# Supplied entries

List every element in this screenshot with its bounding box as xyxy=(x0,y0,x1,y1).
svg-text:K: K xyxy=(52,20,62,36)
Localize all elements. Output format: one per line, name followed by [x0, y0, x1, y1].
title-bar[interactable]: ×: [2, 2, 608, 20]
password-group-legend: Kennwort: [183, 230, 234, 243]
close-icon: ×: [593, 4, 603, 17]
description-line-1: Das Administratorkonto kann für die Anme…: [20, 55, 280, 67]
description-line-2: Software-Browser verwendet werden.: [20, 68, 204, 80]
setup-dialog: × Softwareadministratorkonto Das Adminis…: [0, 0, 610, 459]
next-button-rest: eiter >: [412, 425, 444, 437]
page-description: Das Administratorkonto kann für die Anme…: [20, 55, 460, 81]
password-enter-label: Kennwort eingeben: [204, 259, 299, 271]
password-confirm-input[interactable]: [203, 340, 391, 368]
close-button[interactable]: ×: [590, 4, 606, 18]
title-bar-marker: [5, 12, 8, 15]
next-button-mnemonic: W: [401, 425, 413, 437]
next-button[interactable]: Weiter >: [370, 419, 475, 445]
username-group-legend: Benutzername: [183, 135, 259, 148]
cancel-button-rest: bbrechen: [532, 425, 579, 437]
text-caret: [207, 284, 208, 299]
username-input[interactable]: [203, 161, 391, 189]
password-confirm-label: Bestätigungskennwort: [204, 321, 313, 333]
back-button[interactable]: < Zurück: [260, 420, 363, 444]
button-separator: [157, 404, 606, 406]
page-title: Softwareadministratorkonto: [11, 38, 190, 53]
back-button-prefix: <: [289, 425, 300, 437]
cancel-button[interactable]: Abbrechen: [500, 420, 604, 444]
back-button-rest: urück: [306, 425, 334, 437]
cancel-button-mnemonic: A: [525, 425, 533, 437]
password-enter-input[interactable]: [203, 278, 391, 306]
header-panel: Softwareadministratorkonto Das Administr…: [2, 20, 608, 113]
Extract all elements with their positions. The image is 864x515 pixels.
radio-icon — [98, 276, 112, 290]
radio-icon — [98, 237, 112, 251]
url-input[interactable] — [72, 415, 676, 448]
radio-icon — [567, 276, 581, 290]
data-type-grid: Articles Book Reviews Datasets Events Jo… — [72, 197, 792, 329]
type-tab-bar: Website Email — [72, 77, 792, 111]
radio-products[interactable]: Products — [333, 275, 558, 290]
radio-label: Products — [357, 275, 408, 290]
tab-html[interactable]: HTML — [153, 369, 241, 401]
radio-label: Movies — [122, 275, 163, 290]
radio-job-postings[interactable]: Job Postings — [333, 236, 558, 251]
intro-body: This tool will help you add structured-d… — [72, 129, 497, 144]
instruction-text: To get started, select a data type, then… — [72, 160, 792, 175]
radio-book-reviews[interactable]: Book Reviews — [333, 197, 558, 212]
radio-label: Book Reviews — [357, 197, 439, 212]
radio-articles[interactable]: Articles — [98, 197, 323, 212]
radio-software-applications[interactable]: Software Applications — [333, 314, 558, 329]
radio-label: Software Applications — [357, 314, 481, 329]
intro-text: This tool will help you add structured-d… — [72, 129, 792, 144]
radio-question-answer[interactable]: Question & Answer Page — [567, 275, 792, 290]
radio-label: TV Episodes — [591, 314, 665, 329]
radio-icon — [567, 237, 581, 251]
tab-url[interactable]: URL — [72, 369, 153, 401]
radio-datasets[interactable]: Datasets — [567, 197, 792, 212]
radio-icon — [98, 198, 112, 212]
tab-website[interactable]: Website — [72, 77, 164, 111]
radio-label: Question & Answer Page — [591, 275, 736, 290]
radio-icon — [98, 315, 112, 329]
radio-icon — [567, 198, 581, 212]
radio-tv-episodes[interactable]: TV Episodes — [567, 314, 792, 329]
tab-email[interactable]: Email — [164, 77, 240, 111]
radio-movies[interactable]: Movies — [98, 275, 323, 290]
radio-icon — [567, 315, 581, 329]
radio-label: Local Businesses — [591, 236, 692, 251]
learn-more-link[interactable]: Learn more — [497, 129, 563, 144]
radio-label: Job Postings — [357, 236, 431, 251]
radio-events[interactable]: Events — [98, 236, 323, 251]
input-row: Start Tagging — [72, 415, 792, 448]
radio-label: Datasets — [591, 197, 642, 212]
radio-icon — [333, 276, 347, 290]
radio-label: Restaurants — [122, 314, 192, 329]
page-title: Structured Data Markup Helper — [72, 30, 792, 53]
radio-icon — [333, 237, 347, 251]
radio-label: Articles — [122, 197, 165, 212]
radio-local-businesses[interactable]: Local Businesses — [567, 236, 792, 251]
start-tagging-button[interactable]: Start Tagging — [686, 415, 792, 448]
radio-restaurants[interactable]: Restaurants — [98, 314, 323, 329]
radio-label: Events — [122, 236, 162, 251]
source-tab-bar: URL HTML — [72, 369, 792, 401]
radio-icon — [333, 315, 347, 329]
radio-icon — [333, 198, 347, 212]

# Exercise prompt
Copy every one of the rows above, reproducing each line character for character.

# Task response
List every element in this screenshot with its bounding box as xyxy=(x0,y0,x1,y1).
svg-text:K: K xyxy=(52,20,62,36)
Localize all elements. Output format: one per line, name followed by [x0, y0, x1, y1].
title-bar[interactable]: ×: [2, 2, 608, 20]
password-group-legend: Kennwort: [183, 230, 234, 243]
close-icon: ×: [593, 4, 603, 17]
description-line-1: Das Administratorkonto kann für die Anme…: [20, 55, 280, 67]
description-line-2: Software-Browser verwendet werden.: [20, 68, 204, 80]
setup-dialog: × Softwareadministratorkonto Das Adminis…: [0, 0, 610, 459]
next-button-rest: eiter >: [412, 425, 444, 437]
page-description: Das Administratorkonto kann für die Anme…: [20, 55, 460, 81]
password-enter-label: Kennwort eingeben: [204, 259, 299, 271]
password-confirm-input[interactable]: [203, 340, 391, 368]
close-button[interactable]: ×: [590, 4, 606, 18]
title-bar-marker: [5, 12, 8, 15]
next-button-mnemonic: W: [401, 425, 413, 437]
next-button[interactable]: Weiter >: [370, 419, 475, 445]
username-group-legend: Benutzername: [183, 135, 259, 148]
cancel-button-rest: bbrechen: [532, 425, 579, 437]
text-caret: [207, 284, 208, 299]
username-input[interactable]: [203, 161, 391, 189]
password-confirm-label: Bestätigungskennwort: [204, 321, 313, 333]
back-button[interactable]: < Zurück: [260, 420, 363, 444]
button-separator: [157, 404, 606, 406]
page-title: Softwareadministratorkonto: [11, 38, 190, 53]
back-button-prefix: <: [289, 425, 300, 437]
cancel-button[interactable]: Abbrechen: [500, 420, 604, 444]
back-button-rest: urück: [306, 425, 334, 437]
cancel-button-mnemonic: A: [525, 425, 533, 437]
password-enter-input[interactable]: [203, 278, 391, 306]
header-panel: Softwareadministratorkonto Das Administr…: [2, 20, 608, 113]
Extract all elements with their positions. The image is 864x515 pixels.
radio-icon — [98, 276, 112, 290]
radio-icon — [98, 237, 112, 251]
url-input[interactable] — [72, 415, 676, 448]
radio-icon — [567, 276, 581, 290]
data-type-grid: Articles Book Reviews Datasets Events Jo… — [72, 197, 792, 329]
type-tab-bar: Website Email — [72, 77, 792, 111]
radio-products[interactable]: Products — [333, 275, 558, 290]
radio-label: Products — [357, 275, 408, 290]
tab-html[interactable]: HTML — [153, 369, 241, 401]
radio-label: Movies — [122, 275, 163, 290]
radio-job-postings[interactable]: Job Postings — [333, 236, 558, 251]
intro-body: This tool will help you add structured-d… — [72, 129, 497, 144]
instruction-text: To get started, select a data type, then… — [72, 160, 792, 175]
radio-book-reviews[interactable]: Book Reviews — [333, 197, 558, 212]
radio-label: Book Reviews — [357, 197, 439, 212]
radio-articles[interactable]: Articles — [98, 197, 323, 212]
radio-software-applications[interactable]: Software Applications — [333, 314, 558, 329]
radio-label: Software Applications — [357, 314, 481, 329]
intro-text: This tool will help you add structured-d… — [72, 129, 792, 144]
radio-question-answer[interactable]: Question & Answer Page — [567, 275, 792, 290]
radio-label: TV Episodes — [591, 314, 665, 329]
radio-icon — [567, 237, 581, 251]
tab-url[interactable]: URL — [72, 369, 153, 401]
radio-datasets[interactable]: Datasets — [567, 197, 792, 212]
radio-icon — [98, 198, 112, 212]
tab-website[interactable]: Website — [72, 77, 164, 111]
radio-label: Question & Answer Page — [591, 275, 736, 290]
radio-icon — [98, 315, 112, 329]
radio-icon — [567, 198, 581, 212]
radio-tv-episodes[interactable]: TV Episodes — [567, 314, 792, 329]
tab-email[interactable]: Email — [164, 77, 240, 111]
radio-movies[interactable]: Movies — [98, 275, 323, 290]
radio-icon — [567, 315, 581, 329]
radio-label: Local Businesses — [591, 236, 692, 251]
learn-more-link[interactable]: Learn more — [497, 129, 563, 144]
radio-label: Job Postings — [357, 236, 431, 251]
radio-events[interactable]: Events — [98, 236, 323, 251]
input-row: Start Tagging — [72, 415, 792, 448]
radio-label: Datasets — [591, 197, 642, 212]
radio-icon — [333, 276, 347, 290]
radio-label: Restaurants — [122, 314, 192, 329]
page-title: Structured Data Markup Helper — [72, 30, 792, 53]
radio-icon — [333, 237, 347, 251]
radio-label: Articles — [122, 197, 165, 212]
radio-local-businesses[interactable]: Local Businesses — [567, 236, 792, 251]
start-tagging-button[interactable]: Start Tagging — [686, 415, 792, 448]
radio-restaurants[interactable]: Restaurants — [98, 314, 323, 329]
radio-label: Events — [122, 236, 162, 251]
source-tab-bar: URL HTML — [72, 369, 792, 401]
radio-icon — [333, 315, 347, 329]
radio-icon — [333, 198, 347, 212]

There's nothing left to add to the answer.